- **PROBLEM**
Count how many lines of the data below contain the string "table", treating uppercase and lowercase as different, and give only that number.

- **DATA ENTRIES**
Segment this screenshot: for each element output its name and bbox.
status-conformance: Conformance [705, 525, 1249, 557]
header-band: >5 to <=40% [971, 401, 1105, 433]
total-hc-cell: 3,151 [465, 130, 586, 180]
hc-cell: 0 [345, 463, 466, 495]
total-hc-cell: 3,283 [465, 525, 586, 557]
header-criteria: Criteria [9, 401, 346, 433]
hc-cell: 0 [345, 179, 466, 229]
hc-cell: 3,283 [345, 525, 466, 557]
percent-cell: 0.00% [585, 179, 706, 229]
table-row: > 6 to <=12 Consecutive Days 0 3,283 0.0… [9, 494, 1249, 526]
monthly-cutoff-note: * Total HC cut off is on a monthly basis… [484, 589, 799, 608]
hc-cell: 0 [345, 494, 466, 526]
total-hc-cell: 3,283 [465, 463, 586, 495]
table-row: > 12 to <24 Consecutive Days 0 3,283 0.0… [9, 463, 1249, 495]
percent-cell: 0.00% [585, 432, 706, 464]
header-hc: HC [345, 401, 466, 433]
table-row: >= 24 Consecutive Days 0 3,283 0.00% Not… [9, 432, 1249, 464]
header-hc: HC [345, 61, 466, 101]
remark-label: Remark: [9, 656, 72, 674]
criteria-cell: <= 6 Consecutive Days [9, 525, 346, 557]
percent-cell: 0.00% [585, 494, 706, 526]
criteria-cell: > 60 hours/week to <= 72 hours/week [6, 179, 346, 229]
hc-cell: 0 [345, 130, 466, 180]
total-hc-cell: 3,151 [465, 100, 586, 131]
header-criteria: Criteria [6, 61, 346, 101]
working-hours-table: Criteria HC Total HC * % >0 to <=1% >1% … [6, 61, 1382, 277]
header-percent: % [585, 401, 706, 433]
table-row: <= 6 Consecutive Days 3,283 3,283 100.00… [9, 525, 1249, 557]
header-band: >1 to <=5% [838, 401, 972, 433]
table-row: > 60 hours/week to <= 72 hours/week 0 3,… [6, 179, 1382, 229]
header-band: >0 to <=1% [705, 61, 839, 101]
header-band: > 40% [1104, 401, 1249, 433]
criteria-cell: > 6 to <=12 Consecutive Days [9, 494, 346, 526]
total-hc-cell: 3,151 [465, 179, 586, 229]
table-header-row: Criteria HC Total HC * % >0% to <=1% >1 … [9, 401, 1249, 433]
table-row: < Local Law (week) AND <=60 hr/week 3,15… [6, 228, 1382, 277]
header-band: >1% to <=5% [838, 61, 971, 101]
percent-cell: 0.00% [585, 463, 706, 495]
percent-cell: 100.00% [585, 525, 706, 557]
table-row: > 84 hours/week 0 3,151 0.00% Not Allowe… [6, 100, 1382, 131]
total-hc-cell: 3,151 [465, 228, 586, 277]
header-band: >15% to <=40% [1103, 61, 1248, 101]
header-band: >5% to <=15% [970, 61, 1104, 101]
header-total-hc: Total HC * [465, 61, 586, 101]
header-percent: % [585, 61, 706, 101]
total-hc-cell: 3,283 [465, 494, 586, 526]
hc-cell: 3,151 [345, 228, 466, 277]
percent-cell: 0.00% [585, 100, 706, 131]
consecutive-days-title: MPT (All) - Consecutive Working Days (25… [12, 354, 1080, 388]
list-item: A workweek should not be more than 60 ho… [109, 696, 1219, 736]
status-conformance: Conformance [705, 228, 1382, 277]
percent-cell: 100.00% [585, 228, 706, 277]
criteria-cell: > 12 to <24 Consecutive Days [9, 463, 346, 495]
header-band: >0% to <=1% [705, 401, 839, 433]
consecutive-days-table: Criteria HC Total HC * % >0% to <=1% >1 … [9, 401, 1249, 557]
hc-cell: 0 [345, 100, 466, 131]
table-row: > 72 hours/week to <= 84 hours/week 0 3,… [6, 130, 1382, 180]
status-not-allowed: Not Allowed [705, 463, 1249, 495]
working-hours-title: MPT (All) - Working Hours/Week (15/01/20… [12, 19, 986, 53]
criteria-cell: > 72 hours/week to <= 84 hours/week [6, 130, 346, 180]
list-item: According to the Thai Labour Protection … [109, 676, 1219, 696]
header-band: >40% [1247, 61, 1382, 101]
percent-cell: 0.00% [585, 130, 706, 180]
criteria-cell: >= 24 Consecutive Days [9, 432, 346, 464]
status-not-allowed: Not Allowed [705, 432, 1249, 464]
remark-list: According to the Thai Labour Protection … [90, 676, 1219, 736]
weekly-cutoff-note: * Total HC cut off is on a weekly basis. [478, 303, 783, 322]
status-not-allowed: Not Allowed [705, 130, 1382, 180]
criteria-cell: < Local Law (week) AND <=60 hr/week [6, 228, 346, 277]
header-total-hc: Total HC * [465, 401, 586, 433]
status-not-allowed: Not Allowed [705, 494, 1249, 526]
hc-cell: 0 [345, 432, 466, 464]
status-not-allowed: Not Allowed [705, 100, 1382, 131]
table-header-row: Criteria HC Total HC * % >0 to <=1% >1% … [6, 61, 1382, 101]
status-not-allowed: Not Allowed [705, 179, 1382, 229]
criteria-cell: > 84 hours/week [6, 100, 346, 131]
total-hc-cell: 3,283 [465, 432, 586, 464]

- **ANSWER IN FULL**
12